Records from a dataset:
※ ※ ※
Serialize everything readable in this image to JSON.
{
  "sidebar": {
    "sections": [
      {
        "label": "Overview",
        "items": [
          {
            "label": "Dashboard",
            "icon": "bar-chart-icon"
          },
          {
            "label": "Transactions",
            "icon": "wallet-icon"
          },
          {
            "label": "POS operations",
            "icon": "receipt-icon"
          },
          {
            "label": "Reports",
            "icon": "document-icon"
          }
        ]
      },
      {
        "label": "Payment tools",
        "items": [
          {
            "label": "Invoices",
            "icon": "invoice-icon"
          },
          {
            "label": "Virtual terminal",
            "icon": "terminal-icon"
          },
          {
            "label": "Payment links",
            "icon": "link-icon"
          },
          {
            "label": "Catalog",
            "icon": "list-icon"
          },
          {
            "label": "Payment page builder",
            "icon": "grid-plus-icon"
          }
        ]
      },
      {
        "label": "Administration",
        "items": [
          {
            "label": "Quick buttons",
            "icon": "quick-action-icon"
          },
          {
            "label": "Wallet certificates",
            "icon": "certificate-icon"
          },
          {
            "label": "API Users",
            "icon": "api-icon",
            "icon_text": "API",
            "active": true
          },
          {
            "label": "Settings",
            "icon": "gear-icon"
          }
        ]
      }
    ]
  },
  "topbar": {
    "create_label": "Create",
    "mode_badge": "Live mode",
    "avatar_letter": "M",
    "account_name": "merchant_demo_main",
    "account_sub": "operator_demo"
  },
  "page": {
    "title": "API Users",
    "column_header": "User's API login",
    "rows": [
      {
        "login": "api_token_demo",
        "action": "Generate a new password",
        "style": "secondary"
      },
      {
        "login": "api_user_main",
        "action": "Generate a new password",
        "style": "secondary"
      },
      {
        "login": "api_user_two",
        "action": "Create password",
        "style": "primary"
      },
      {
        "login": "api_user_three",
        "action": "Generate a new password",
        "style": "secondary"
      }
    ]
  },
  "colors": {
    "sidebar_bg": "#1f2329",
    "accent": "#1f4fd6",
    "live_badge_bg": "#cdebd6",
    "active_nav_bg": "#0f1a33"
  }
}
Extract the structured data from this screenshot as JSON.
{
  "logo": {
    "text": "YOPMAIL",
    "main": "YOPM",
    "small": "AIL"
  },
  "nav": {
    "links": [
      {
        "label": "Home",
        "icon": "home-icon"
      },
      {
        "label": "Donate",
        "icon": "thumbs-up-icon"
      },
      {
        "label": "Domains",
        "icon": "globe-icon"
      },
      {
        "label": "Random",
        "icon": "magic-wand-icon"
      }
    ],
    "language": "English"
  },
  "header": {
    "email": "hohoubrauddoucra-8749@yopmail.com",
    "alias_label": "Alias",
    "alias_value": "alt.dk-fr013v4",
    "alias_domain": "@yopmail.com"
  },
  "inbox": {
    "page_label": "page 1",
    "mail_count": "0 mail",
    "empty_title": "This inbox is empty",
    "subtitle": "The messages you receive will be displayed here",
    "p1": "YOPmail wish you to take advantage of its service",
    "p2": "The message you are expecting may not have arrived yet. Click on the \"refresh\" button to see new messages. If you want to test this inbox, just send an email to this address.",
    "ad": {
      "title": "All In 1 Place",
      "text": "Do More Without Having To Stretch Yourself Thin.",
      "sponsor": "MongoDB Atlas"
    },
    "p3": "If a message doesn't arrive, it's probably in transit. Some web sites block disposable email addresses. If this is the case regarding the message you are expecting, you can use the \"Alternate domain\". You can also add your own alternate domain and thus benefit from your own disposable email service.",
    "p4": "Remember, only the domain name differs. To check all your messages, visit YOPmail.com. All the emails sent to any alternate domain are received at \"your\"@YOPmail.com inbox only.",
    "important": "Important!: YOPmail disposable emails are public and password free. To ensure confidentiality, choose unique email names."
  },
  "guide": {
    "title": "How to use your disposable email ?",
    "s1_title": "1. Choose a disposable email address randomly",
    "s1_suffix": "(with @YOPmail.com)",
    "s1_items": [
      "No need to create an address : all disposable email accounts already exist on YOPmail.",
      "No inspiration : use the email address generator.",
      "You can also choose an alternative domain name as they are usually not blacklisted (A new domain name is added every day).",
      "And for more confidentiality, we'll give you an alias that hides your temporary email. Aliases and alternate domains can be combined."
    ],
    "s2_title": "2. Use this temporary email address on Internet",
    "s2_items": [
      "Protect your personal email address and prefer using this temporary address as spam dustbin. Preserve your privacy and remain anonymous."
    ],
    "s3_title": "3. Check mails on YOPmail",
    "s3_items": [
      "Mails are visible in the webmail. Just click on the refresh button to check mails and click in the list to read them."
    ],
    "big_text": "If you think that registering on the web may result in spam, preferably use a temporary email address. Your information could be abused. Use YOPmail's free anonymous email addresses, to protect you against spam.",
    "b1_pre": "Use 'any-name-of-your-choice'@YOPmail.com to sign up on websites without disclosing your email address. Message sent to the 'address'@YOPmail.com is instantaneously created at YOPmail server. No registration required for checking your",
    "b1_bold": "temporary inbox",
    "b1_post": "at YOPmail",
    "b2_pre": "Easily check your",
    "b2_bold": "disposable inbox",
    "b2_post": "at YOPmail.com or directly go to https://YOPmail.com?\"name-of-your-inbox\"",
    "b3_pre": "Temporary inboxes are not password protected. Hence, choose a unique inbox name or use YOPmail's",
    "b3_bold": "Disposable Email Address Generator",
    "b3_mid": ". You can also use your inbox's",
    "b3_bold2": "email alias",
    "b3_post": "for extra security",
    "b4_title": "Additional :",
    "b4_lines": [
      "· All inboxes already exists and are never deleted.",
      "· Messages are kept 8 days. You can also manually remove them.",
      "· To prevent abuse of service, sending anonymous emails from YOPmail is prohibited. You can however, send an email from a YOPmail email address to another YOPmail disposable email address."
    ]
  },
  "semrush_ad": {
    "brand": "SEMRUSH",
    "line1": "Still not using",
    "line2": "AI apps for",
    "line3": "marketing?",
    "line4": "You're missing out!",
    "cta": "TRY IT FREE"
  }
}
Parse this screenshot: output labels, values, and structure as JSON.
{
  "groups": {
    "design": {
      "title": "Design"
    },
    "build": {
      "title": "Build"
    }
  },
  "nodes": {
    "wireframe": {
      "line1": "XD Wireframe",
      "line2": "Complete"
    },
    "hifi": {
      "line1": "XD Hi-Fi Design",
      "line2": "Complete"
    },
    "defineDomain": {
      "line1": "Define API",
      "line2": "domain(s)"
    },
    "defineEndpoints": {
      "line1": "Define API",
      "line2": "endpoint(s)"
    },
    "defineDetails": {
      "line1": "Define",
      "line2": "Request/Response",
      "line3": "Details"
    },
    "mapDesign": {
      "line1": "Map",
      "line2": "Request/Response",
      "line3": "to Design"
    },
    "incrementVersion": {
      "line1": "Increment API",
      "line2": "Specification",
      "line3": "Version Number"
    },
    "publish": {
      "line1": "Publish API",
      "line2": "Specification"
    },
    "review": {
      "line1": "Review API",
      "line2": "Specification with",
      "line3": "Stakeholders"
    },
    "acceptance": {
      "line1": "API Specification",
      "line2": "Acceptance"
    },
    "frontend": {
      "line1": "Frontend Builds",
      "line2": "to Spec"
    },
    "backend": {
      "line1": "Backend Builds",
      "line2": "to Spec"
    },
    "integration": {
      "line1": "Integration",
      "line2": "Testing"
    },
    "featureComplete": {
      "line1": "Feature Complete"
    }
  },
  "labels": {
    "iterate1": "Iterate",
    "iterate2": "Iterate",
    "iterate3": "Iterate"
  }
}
※ ※ ※
WHAT TO DO:
Take every line from the records above that has the word "addresses" and copy it.

TASK RESPONSE:
    "p3": "If a message doesn't arrive, it's probably in transit. Some web sites block disposable email addresses. If this is the case regarding the message you are expecting, you can use the \"Alternate domain\". You can also add your own alternate domain and thus benefit from your own disposable email service.",
    "big_text": "If you think that registering on the web may result in spam, preferably use a temporary email address. Your information could be abused. Use YOPmail's free anonymous email addresses, to protect you against spam.",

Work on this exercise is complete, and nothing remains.